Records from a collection
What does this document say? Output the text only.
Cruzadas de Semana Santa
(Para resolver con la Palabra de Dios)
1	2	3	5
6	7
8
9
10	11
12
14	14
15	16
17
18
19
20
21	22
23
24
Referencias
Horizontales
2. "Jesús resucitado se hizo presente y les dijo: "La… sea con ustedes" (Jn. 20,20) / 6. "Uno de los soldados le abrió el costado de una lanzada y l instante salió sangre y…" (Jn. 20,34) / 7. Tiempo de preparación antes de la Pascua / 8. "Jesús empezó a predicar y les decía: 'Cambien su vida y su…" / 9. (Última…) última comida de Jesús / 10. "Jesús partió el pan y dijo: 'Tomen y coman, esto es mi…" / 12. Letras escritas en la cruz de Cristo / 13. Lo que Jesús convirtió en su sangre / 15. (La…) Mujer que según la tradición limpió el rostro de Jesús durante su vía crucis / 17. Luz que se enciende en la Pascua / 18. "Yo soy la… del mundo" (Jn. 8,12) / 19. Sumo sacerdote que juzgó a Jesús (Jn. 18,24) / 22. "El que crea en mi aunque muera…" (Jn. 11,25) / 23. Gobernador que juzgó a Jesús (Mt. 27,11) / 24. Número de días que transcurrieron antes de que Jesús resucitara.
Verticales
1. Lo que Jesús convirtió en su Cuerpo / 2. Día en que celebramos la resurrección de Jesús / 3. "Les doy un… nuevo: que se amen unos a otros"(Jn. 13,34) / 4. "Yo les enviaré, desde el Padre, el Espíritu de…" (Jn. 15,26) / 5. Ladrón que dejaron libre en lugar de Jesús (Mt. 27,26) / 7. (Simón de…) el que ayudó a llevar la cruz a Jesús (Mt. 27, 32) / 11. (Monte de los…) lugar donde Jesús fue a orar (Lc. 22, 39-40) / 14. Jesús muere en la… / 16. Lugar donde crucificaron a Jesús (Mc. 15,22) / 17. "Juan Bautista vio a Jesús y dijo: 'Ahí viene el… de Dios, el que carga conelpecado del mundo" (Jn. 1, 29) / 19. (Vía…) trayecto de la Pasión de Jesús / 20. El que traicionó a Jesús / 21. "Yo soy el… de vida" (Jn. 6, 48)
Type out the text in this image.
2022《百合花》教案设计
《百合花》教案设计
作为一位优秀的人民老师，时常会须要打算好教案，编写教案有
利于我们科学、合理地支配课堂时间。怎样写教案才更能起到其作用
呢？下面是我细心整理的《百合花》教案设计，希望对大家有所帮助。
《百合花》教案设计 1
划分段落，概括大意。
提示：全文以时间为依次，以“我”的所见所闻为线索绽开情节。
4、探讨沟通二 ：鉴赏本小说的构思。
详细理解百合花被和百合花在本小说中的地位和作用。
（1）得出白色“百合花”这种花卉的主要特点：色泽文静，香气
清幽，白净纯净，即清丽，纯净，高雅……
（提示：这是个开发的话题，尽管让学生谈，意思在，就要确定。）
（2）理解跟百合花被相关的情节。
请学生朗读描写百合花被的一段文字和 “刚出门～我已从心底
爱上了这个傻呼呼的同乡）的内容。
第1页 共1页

_WORK INSTRUCTIONS_
Print the listing above in its entirety, with every line exact.

_PROBLEM SOLUTION_
What does this document say? Output the text only.
Cruzadas de Semana Santa
(Para resolver con la Palabra de Dios)
1	2	3	5
6	7
8
9
10	11
12
14	14
15	16
17
18
19
20
21	22
23
24
Referencias
Horizontales
2. "Jesús resucitado se hizo presente y les dijo: "La… sea con ustedes" (Jn. 20,20) / 6. "Uno de los soldados le abrió el costado de una lanzada y l instante salió sangre y…" (Jn. 20,34) / 7. Tiempo de preparación antes de la Pascua / 8. "Jesús empezó a predicar y les decía: 'Cambien su vida y su…" / 9. (Última…) última comida de Jesús / 10. "Jesús partió el pan y dijo: 'Tomen y coman, esto es mi…" / 12. Letras escritas en la cruz de Cristo / 13. Lo que Jesús convirtió en su sangre / 15. (La…) Mujer que según la tradición limpió el rostro de Jesús durante su vía crucis / 17. Luz que se enciende en la Pascua / 18. "Yo soy la… del mundo" (Jn. 8,12) / 19. Sumo sacerdote que juzgó a Jesús (Jn. 18,24) / 22. "El que crea en mi aunque muera…" (Jn. 11,25) / 23. Gobernador que juzgó a Jesús (Mt. 27,11) / 24. Número de días que transcurrieron antes de que Jesús resucitara.
Verticales
1. Lo que Jesús convirtió en su Cuerpo / 2. Día en que celebramos la resurrección de Jesús / 3. "Les doy un… nuevo: que se amen unos a otros"(Jn. 13,34) / 4. "Yo les enviaré, desde el Padre, el Espíritu de…" (Jn. 15,26) / 5. Ladrón que dejaron libre en lugar de Jesús (Mt. 27,26) / 7. (Simón de…) el que ayudó a llevar la cruz a Jesús (Mt. 27, 32) / 11. (Monte de los…) lugar donde Jesús fue a orar (Lc. 22, 39-40) / 14. Jesús muere en la… / 16. Lugar donde crucificaron a Jesús (Mc. 15,22) / 17. "Juan Bautista vio a Jesús y dijo: 'Ahí viene el… de Dios, el que carga conelpecado del mundo" (Jn. 1, 29) / 19. (Vía…) trayecto de la Pasión de Jesús / 20. El que traicionó a Jesús / 21. "Yo soy el… de vida" (Jn. 6, 48)
Type out the text in this image.
2022《百合花》教案设计
《百合花》教案设计
作为一位优秀的人民老师，时常会须要打算好教案，编写教案有
利于我们科学、合理地支配课堂时间。怎样写教案才更能起到其作用
呢？下面是我细心整理的《百合花》教案设计，希望对大家有所帮助。
《百合花》教案设计 1
划分段落，概括大意。
提示：全文以时间为依次，以“我”的所见所闻为线索绽开情节。
4、探讨沟通二 ：鉴赏本小说的构思。
详细理解百合花被和百合花在本小说中的地位和作用。
（1）得出白色“百合花”这种花卉的主要特点：色泽文静，香气
清幽，白净纯净，即清丽，纯净，高雅……
（提示：这是个开发的话题，尽管让学生谈，意思在，就要确定。）
（2）理解跟百合花被相关的情节。
请学生朗读描写百合花被的一段文字和 “刚出门～我已从心底
爱上了这个傻呼呼的同乡）的内容。
第1页 共1页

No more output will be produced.